--- PROBLEM REQUIREMENTS ---
Transcribe every line exactly. Leave the pictures behind.

--- DATA ENTRIES ---
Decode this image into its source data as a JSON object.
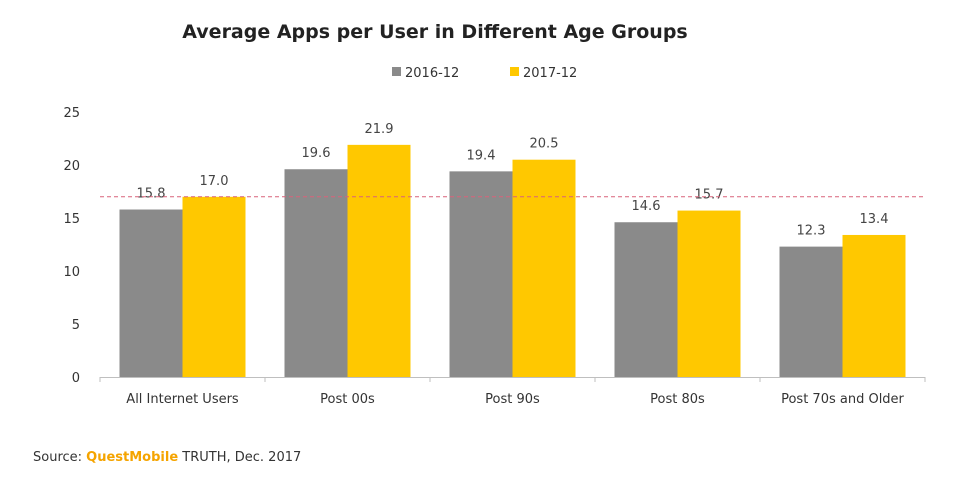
{
  "chart_data": {
    "type": "bar",
    "title": "Average Apps per User in Different Age Groups",
    "categories": [
      "All Internet Users",
      "Post 00s",
      "Post 90s",
      "Post 80s",
      "Post 70s and Older"
    ],
    "series": [
      {
        "name": "2016-12",
        "values": [
          15.8,
          19.6,
          19.4,
          14.6,
          12.3
        ],
        "color": "#8a8a8a"
      },
      {
        "name": "2017-12",
        "values": [
          17.0,
          21.9,
          20.5,
          15.7,
          13.4
        ],
        "color": "#ffc800"
      }
    ],
    "ylim": [
      0,
      25
    ],
    "yticks": [
      0,
      5,
      10,
      15,
      20,
      25
    ],
    "reference_line": {
      "value": 17.0,
      "color": "#d9627a",
      "style": "dashed"
    },
    "legend_position": "top-center",
    "grid": false
  },
  "source": {
    "prefix": "Source: ",
    "brand": "QuestMobile",
    "suffix": " TRUTH, Dec. 2017",
    "brand_color": "#f5a400"
  }
}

--- CORRECT RESULT ---
Decode this image into its source data as a JSON object.
{
  "chart_data": {
    "type": "bar",
    "title": "Average Apps per User in Different Age Groups",
    "categories": [
      "All Internet Users",
      "Post 00s",
      "Post 90s",
      "Post 80s",
      "Post 70s and Older"
    ],
    "series": [
      {
        "name": "2016-12",
        "values": [
          15.8,
          19.6,
          19.4,
          14.6,
          12.3
        ],
        "color": "#8a8a8a"
      },
      {
        "name": "2017-12",
        "values": [
          17.0,
          21.9,
          20.5,
          15.7,
          13.4
        ],
        "color": "#ffc800"
      }
    ],
    "ylim": [
      0,
      25
    ],
    "yticks": [
      0,
      5,
      10,
      15,
      20,
      25
    ],
    "reference_line": {
      "value": 17.0,
      "color": "#d9627a",
      "style": "dashed"
    },
    "legend_position": "top-center",
    "grid": false
  },
  "source": {
    "prefix": "Source: ",
    "brand": "QuestMobile",
    "suffix": " TRUTH, Dec. 2017",
    "brand_color": "#f5a400"
  }
}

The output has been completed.